[Given problem]:
Render the material again word for word, skipping the pictures in it.

-- Start Data supplied --

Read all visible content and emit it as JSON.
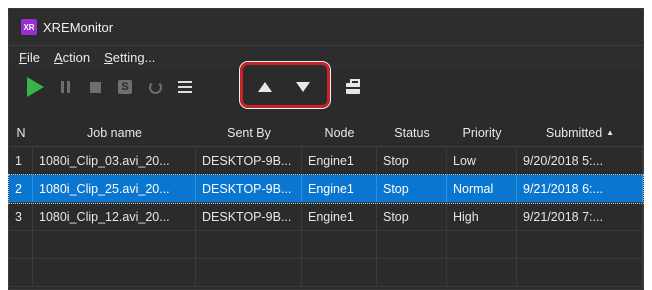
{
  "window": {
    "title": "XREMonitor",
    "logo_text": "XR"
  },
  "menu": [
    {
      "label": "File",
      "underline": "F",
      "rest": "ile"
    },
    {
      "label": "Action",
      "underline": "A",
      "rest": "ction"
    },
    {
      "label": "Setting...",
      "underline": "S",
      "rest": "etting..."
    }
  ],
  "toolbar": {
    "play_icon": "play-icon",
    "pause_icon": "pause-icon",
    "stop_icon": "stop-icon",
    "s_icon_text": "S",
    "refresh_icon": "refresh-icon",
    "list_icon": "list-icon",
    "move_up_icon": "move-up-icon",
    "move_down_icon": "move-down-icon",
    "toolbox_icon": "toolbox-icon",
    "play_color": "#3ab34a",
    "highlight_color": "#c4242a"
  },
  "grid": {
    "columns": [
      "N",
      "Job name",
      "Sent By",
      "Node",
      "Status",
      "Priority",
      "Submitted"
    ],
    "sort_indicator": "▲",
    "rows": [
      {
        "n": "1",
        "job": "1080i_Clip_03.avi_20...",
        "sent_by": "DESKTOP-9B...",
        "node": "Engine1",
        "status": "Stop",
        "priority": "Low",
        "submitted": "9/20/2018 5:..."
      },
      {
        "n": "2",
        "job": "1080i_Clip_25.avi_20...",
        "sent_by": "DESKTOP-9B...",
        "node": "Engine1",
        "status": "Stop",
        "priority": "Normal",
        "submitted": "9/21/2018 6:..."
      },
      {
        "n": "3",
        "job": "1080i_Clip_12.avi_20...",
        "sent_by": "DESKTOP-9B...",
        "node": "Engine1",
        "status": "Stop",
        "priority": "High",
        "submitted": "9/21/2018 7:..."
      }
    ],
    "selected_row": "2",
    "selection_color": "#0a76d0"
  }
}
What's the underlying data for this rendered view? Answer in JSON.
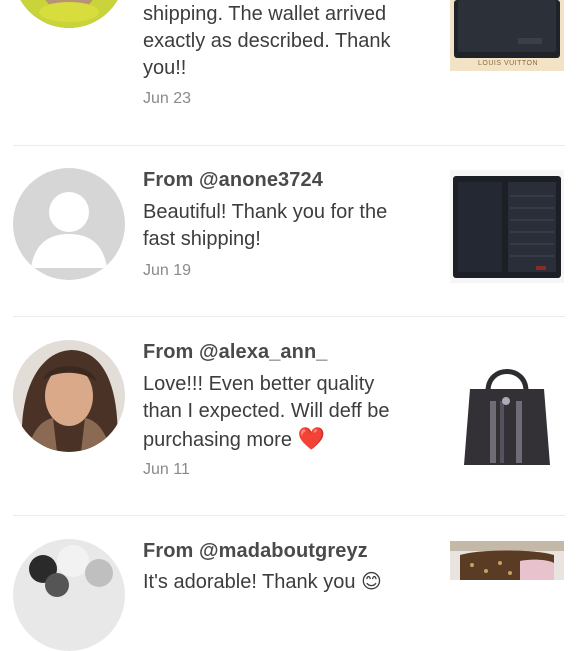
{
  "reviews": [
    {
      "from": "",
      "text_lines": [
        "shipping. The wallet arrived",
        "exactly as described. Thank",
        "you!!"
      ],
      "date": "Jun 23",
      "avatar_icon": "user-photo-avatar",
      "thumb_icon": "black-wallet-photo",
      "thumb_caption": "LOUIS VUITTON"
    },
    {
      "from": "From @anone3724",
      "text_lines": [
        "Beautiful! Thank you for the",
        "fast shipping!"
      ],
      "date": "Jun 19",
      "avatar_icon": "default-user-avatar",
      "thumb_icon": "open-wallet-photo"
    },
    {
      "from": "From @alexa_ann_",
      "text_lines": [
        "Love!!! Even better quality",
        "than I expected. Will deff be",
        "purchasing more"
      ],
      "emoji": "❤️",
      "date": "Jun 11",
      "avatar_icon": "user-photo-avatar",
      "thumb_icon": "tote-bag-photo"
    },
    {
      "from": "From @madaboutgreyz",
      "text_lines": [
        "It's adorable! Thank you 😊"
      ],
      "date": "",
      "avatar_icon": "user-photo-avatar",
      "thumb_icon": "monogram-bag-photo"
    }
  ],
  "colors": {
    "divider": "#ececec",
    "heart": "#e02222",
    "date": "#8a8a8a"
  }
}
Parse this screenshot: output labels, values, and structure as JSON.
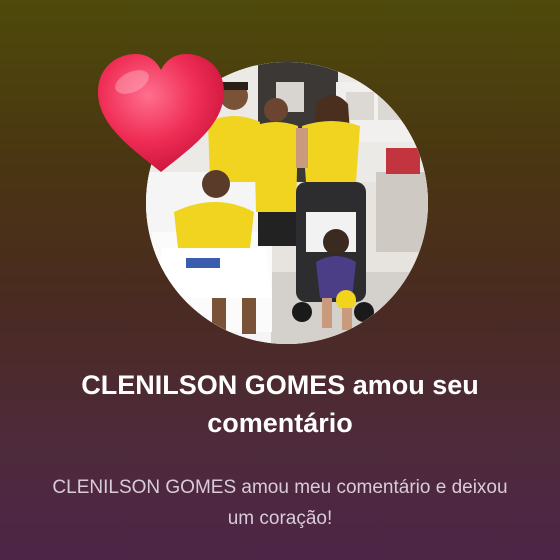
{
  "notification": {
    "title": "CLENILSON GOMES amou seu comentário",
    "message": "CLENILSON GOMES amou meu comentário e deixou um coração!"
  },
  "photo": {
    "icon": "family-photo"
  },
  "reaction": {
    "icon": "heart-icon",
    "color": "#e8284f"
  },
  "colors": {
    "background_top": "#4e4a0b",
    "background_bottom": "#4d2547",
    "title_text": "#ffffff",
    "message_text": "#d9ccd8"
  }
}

-- End Data supplied --

[Answer to this problem]:
Read all visible content and emit it as JSON.
{
  "window": {
    "title": "XREMonitor",
    "logo_text": "XR"
  },
  "menu": [
    {
      "label": "File",
      "underline": "F",
      "rest": "ile"
    },
    {
      "label": "Action",
      "underline": "A",
      "rest": "ction"
    },
    {
      "label": "Setting...",
      "underline": "S",
      "rest": "etting..."
    }
  ],
  "toolbar": {
    "play_icon": "play-icon",
    "pause_icon": "pause-icon",
    "stop_icon": "stop-icon",
    "s_icon_text": "S",
    "refresh_icon": "refresh-icon",
    "list_icon": "list-icon",
    "move_up_icon": "move-up-icon",
    "move_down_icon": "move-down-icon",
    "toolbox_icon": "toolbox-icon",
    "play_color": "#3ab34a",
    "highlight_color": "#c4242a"
  },
  "grid": {
    "columns": [
      "N",
      "Job name",
      "Sent By",
      "Node",
      "Status",
      "Priority",
      "Submitted"
    ],
    "sort_indicator": "▲",
    "rows": [
      {
        "n": "1",
        "job": "1080i_Clip_03.avi_20...",
        "sent_by": "DESKTOP-9B...",
        "node": "Engine1",
        "status": "Stop",
        "priority": "Low",
        "submitted": "9/20/2018 5:..."
      },
      {
        "n": "2",
        "job": "1080i_Clip_25.avi_20...",
        "sent_by": "DESKTOP-9B...",
        "node": "Engine1",
        "status": "Stop",
        "priority": "Normal",
        "submitted": "9/21/2018 6:..."
      },
      {
        "n": "3",
        "job": "1080i_Clip_12.avi_20...",
        "sent_by": "DESKTOP-9B...",
        "node": "Engine1",
        "status": "Stop",
        "priority": "High",
        "submitted": "9/21/2018 7:..."
      }
    ],
    "selected_row": "2",
    "selection_color": "#0a76d0"
  }
}
What's the underlying data for this rendered view? Answer in JSON.
{
  "reviews": [
    {
      "from": "",
      "text_lines": [
        "shipping. The wallet arrived",
        "exactly as described. Thank",
        "you!!"
      ],
      "date": "Jun 23",
      "avatar_icon": "user-photo-avatar",
      "thumb_icon": "black-wallet-photo",
      "thumb_caption": "LOUIS VUITTON"
    },
    {
      "from": "From @anone3724",
      "text_lines": [
        "Beautiful! Thank you for the",
        "fast shipping!"
      ],
      "date": "Jun 19",
      "avatar_icon": "default-user-avatar",
      "thumb_icon": "open-wallet-photo"
    },
    {
      "from": "From @alexa_ann_",
      "text_lines": [
        "Love!!! Even better quality",
        "than I expected. Will deff be",
        "purchasing more"
      ],
      "emoji": "❤️",
      "date": "Jun 11",
      "avatar_icon": "user-photo-avatar",
      "thumb_icon": "tote-bag-photo"
    },
    {
      "from": "From @madaboutgreyz",
      "text_lines": [
        "It's adorable! Thank you 😊"
      ],
      "date": "",
      "avatar_icon": "user-photo-avatar",
      "thumb_icon": "monogram-bag-photo"
    }
  ],
  "colors": {
    "divider": "#ececec",
    "heart": "#e02222",
    "date": "#8a8a8a"
  }
}
Parse this screenshot: output labels, values, and structure as JSON.
{
  "notification": {
    "title": "CLENILSON GOMES amou seu comentário",
    "message": "CLENILSON GOMES amou meu comentário e deixou um coração!"
  },
  "photo": {
    "icon": "family-photo"
  },
  "reaction": {
    "icon": "heart-icon",
    "color": "#e8284f"
  },
  "colors": {
    "background_top": "#4e4a0b",
    "background_bottom": "#4d2547",
    "title_text": "#ffffff",
    "message_text": "#d9ccd8"
  }
}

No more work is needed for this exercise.